_STUDY TEXT:_
BEGIN
Unexpectedly, one thing that's becoming apparent the more we master Elder Sign is that, amazingly for a modern board game, and especially for a Cthulhu-based board game at that, it's actually a bit easy! Of our last five games, we lost only one. We'll move into the expansions soon, and hopefully they'll re-inject the utter futility of standing against the Old Ones that we're all looking for.

CalHab


Laser Skeleton

I'm sure I'll be repeating earlier chat here but I recently picked up the Cursed Earth card game and really enjoyed it. I'd played the Lost Expedition game before and massively enjoyed that too. Plus the art is sensational! Any other fans of this out there? I have the old Dredd board and RPG games on my shelf too, sadly never played!!

CalHab

I struggled with that game. I think solo games just don't hold an appeal, to be honest. Shame, because the art is good, as you say.

sheridan

Quote from: CalHab on 30 July, 2020, 06:07:46 PM
I struggled with that game. I think solo games just don't hold an appeal, to be honest. Shame, because the art is good, as you say.

Depends on what you mean by struggle.  We struggled as in didn't win, but enjoyed it.

CalHab

The Sniper Elite board game is now on Kickstarter. Looks like the expansion pack has Major Eazy as a playable character:
https://www.kickstarter.com/projects/rebellionunplugged/sniper-elite-the-board-game

pictsy

Just as I am finishing off my HeroQuest recreation project, Hasbro announce they are re-releasing the game.  It looks really good, but I feel royally fucked now.  This project has ended up taking too long to finish and, before I have, it has become entirely redundant.

Anyway, the new game looks really pretty, with miniatures I'd love to paint.

Leigh S

#712
On the plus side for you at least, it is only available for pre-order if you are American or Canadian, and given postage for Canadians doubles the already three figure sum, you may as well say USA only. I mean seriuosly the postage figure I've seen quoted is INSANE - I'd expect Morcar to hand deliver it for the price I saw...

pictsy

I am consoling myself with the fact that GW has asked to share photos I posted of one of my minis.

I'm going to get the HQ project finished within the week (hopefully), take a break for a month to makes some miniature scenery and then move on to Paper Mini Armies!  I have plans for 6 fantasy armies (Goblinoid, Undead, Corrupted, Human, Elf and Dwarf).  I might even write some crappy rules for a game if I haven't gone crazy by that point.

moly

Anyone on here playing too many bones, really like the look of this but looking for any pros or cons due to the price

CalHab

Quote from: pictsy on 23 September, 2020, 06:00:08 PM
Anyway, the new game looks really pretty, with miniatures I'd love to paint.
END
_ACTIVITY LIST:_
[A] Quote the passage of the board game forum thread that begins with the words "I am consoling" and ends with "by that point.".
[B] Answer these questions using the board game forum thread:
(i) Of the last five Elder Sign games mentioned, how many were lost?
(ii) Who looks to be a playable character in the Sniper Elite board game's expansion pack?
(iii) How many fantasy armies does pictsy plan for Paper Mini Armies?

_Document layout detection data:_
BEGIN
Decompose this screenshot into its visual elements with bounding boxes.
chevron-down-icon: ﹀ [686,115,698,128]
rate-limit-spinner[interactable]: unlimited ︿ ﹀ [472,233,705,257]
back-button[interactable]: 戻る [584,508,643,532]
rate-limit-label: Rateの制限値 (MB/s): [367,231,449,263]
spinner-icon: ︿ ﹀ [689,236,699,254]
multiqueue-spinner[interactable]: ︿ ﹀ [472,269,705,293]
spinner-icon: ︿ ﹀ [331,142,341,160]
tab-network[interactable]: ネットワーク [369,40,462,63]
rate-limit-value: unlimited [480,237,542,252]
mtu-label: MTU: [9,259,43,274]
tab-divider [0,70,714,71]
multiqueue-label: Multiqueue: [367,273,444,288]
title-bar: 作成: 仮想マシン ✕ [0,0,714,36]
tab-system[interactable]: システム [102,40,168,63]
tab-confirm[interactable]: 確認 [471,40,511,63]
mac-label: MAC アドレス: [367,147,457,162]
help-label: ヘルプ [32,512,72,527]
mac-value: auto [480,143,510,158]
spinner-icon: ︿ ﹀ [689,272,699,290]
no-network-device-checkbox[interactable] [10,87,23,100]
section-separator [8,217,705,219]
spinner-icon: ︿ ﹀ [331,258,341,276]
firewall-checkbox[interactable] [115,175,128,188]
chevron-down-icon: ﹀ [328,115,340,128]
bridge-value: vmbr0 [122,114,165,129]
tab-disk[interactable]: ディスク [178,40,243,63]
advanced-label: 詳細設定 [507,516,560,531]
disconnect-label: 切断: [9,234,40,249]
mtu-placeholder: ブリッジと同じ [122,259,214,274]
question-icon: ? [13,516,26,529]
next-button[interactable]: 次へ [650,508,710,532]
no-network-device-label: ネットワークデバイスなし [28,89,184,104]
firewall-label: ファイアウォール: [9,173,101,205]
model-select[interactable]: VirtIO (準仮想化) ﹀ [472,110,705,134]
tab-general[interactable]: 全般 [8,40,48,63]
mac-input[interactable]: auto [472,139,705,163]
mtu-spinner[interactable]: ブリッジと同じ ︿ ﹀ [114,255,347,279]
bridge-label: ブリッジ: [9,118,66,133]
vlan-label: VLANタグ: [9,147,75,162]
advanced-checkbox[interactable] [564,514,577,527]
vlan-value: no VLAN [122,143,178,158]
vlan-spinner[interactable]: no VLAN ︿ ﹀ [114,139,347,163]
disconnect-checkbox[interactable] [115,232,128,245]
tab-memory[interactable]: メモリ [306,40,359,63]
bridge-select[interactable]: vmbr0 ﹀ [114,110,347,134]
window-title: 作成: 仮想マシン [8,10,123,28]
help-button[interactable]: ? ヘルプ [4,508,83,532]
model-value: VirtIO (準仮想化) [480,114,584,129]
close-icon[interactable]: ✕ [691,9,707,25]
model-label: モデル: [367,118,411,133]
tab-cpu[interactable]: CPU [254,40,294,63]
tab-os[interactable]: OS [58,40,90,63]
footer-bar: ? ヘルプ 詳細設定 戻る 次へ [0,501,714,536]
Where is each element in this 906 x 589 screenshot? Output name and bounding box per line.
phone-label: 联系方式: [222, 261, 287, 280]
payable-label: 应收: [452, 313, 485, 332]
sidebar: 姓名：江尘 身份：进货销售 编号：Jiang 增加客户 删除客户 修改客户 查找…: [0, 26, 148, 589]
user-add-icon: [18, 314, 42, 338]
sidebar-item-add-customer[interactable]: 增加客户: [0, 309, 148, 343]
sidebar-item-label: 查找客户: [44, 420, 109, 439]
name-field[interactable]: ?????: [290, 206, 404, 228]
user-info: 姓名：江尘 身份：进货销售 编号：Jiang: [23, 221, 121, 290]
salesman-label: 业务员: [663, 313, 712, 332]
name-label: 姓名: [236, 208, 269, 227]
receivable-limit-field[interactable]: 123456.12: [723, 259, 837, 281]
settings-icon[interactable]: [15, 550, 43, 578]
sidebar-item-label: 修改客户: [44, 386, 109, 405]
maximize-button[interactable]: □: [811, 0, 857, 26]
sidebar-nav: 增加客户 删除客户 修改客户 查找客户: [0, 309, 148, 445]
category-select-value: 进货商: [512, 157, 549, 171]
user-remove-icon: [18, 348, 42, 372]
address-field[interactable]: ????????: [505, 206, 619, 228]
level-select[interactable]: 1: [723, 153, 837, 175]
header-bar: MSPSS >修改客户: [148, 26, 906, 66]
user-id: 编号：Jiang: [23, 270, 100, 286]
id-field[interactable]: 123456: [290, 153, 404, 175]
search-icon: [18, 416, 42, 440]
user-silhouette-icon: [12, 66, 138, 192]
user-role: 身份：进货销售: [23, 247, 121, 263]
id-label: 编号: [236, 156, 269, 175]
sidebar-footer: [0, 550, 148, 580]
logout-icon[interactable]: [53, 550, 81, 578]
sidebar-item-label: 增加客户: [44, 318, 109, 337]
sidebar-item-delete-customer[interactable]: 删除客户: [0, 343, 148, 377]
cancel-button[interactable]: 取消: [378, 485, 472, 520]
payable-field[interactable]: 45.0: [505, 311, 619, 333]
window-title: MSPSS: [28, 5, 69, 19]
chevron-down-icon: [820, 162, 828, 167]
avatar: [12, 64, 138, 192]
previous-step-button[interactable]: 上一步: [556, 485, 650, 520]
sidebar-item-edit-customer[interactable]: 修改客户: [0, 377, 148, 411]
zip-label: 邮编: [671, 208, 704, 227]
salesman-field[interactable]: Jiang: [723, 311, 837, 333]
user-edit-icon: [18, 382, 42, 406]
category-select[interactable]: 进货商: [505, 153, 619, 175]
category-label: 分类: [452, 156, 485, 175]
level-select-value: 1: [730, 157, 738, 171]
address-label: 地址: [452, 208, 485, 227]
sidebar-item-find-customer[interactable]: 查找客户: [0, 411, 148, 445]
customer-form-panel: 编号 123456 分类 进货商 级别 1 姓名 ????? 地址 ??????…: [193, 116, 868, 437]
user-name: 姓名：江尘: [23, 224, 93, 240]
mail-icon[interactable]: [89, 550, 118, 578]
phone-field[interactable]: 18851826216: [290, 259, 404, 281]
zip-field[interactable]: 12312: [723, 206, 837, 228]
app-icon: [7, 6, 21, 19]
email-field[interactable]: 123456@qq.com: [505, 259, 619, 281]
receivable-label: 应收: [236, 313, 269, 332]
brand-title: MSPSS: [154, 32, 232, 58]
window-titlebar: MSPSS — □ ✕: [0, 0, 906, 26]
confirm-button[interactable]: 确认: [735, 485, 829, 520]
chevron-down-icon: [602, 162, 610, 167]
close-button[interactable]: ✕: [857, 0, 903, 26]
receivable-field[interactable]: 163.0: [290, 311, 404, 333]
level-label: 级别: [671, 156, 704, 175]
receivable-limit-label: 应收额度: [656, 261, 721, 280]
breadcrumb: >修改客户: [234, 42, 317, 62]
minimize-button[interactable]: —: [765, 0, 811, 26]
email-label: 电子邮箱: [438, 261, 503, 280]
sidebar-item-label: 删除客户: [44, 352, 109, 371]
END
_ANSWER LIST:_
[A]
I am consoling myself with the fact that GW has asked to share photos I posted of one of my minis.

I'm going to get the HQ project finished within the week (hopefully), take a break for a month to makes some miniature scenery and then move on to Paper Mini Armies!  I have plans for 6 fantasy armies (Goblinoid, Undead, Corrupted, Human, Elf and Dwarf).  I might even write some crappy rules for a game if I haven't gone crazy by that point.

[B]
(i) One.
(ii) Major Eazy.
(iii) Six.